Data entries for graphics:

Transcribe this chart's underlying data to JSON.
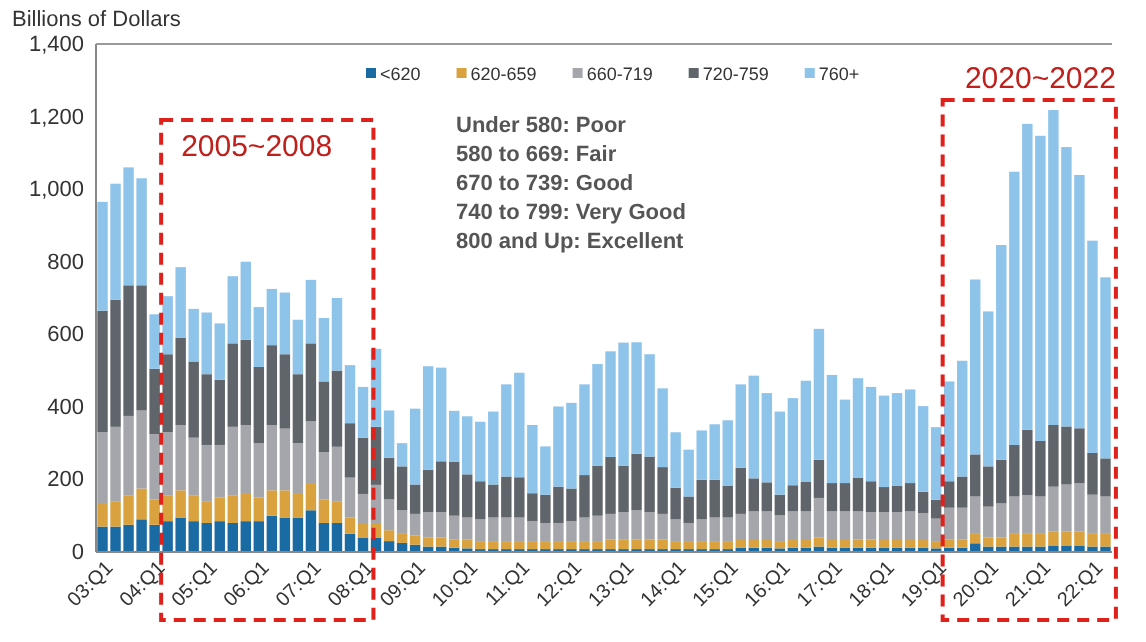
{
  "chart_data": {
    "type": "bar",
    "stacked": true,
    "ylabel": "Billions of Dollars",
    "categories": [
      "03:Q1",
      null,
      null,
      null,
      "04:Q1",
      null,
      null,
      null,
      "05:Q1",
      null,
      null,
      null,
      "06:Q1",
      null,
      null,
      null,
      "07:Q1",
      null,
      null,
      null,
      "08:Q1",
      null,
      null,
      null,
      "09:Q1",
      null,
      null,
      null,
      "10:Q1",
      null,
      null,
      null,
      "11:Q1",
      null,
      null,
      null,
      "12:Q1",
      null,
      null,
      null,
      "13:Q1",
      null,
      null,
      null,
      "14:Q1",
      null,
      null,
      null,
      "15:Q1",
      null,
      null,
      null,
      "16:Q1",
      null,
      null,
      null,
      "17:Q1",
      null,
      null,
      null,
      "18:Q1",
      null,
      null,
      null,
      "19:Q1",
      null,
      null,
      null,
      "20:Q1",
      null,
      null,
      null,
      "21:Q1",
      null,
      null,
      null,
      "22:Q1",
      null
    ],
    "series": [
      {
        "name": "<620",
        "color": "#1a6aa3",
        "values": [
          70,
          70,
          75,
          90,
          75,
          85,
          95,
          85,
          80,
          85,
          80,
          85,
          85,
          100,
          95,
          95,
          115,
          80,
          80,
          50,
          40,
          40,
          30,
          25,
          20,
          15,
          15,
          12,
          10,
          8,
          8,
          8,
          8,
          8,
          8,
          8,
          8,
          8,
          8,
          8,
          8,
          8,
          8,
          8,
          8,
          8,
          8,
          8,
          8,
          12,
          12,
          12,
          10,
          12,
          12,
          15,
          12,
          12,
          12,
          12,
          12,
          12,
          12,
          12,
          10,
          12,
          12,
          24,
          15,
          15,
          15,
          15,
          15,
          18,
          18,
          18,
          15,
          15
        ]
      },
      {
        "name": "620-659",
        "color": "#d9a23e",
        "values": [
          65,
          70,
          80,
          85,
          70,
          70,
          75,
          70,
          60,
          65,
          75,
          75,
          65,
          70,
          75,
          65,
          75,
          65,
          60,
          45,
          40,
          40,
          30,
          25,
          25,
          25,
          25,
          23,
          25,
          22,
          22,
          22,
          22,
          22,
          22,
          22,
          22,
          22,
          22,
          27,
          27,
          27,
          27,
          27,
          22,
          22,
          22,
          22,
          22,
          21,
          21,
          21,
          20,
          21,
          21,
          25,
          21,
          21,
          23,
          23,
          21,
          21,
          21,
          21,
          20,
          23,
          23,
          28,
          25,
          25,
          37,
          37,
          37,
          39,
          39,
          39,
          37,
          37
        ]
      },
      {
        "name": "660-719",
        "color": "#a5a6ab",
        "values": [
          195,
          205,
          220,
          215,
          180,
          175,
          180,
          160,
          155,
          145,
          190,
          190,
          150,
          180,
          170,
          140,
          170,
          130,
          150,
          110,
          80,
          105,
          85,
          65,
          60,
          70,
          70,
          65,
          60,
          60,
          65,
          65,
          65,
          55,
          50,
          50,
          55,
          65,
          70,
          70,
          75,
          80,
          75,
          70,
          60,
          50,
          60,
          65,
          65,
          72,
          79,
          79,
          71,
          79,
          79,
          109,
          79,
          79,
          77,
          75,
          77,
          77,
          79,
          74,
          62,
          87,
          87,
          101,
          85,
          94,
          101,
          105,
          101,
          123,
          129,
          133,
          106,
          101
        ]
      },
      {
        "name": "720-759",
        "color": "#60646b",
        "values": [
          335,
          350,
          360,
          345,
          180,
          215,
          240,
          210,
          195,
          180,
          230,
          235,
          210,
          220,
          205,
          190,
          215,
          195,
          210,
          150,
          155,
          160,
          115,
          121,
          81,
          117,
          140,
          149,
          119,
          105,
          91,
          113,
          111,
          77,
          78,
          100,
          90,
          117,
          138,
          157,
          128,
          156,
          153,
          129,
          87,
          73,
          109,
          104,
          87,
          127,
          91,
          80,
          57,
          72,
          81,
          105,
          78,
          78,
          92,
          85,
          69,
          72,
          78,
          59,
          52,
          73,
          86,
          116,
          111,
          120,
          142,
          180,
          153,
          170,
          160,
          151,
          115,
          105
        ]
      },
      {
        "name": "760+",
        "color": "#8ec3ea",
        "values": [
          300,
          320,
          325,
          295,
          150,
          160,
          195,
          145,
          170,
          155,
          185,
          215,
          165,
          155,
          170,
          150,
          175,
          175,
          200,
          160,
          140,
          215,
          130,
          64,
          209,
          285,
          258,
          140,
          160,
          164,
          201,
          254,
          288,
          188,
          133,
          221,
          236,
          250,
          280,
          291,
          339,
          307,
          282,
          217,
          153,
          129,
          136,
          153,
          181,
          230,
          283,
          246,
          229,
          240,
          279,
          361,
          298,
          230,
          275,
          260,
          252,
          256,
          258,
          236,
          200,
          275,
          319,
          482,
          427,
          592,
          753,
          843,
          841,
          868,
          770,
          698,
          585,
          499
        ]
      }
    ],
    "ylim": [
      0,
      1400
    ],
    "yticks": [
      0,
      200,
      400,
      600,
      800,
      {
        "value": 1000,
        "label": "1,000"
      },
      {
        "value": 1200,
        "label": "1,200"
      },
      {
        "value": 1400,
        "label": "1,400"
      }
    ],
    "grid": false,
    "legend": "top",
    "annotations": [
      "2005~2008",
      "2020~2022",
      "Under 580: Poor",
      "580 to 669: Fair",
      "670 to 739: Good",
      "740 to 799: Very Good",
      "800 and Up: Excellent"
    ]
  }
}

[Stated task]:
Pull out every line containing "color".

[Correct response]:
        "color": "#1a6aa3",
        "color": "#d9a23e",
        "color": "#a5a6ab",
        "color": "#60646b",
        "color": "#8ec3ea",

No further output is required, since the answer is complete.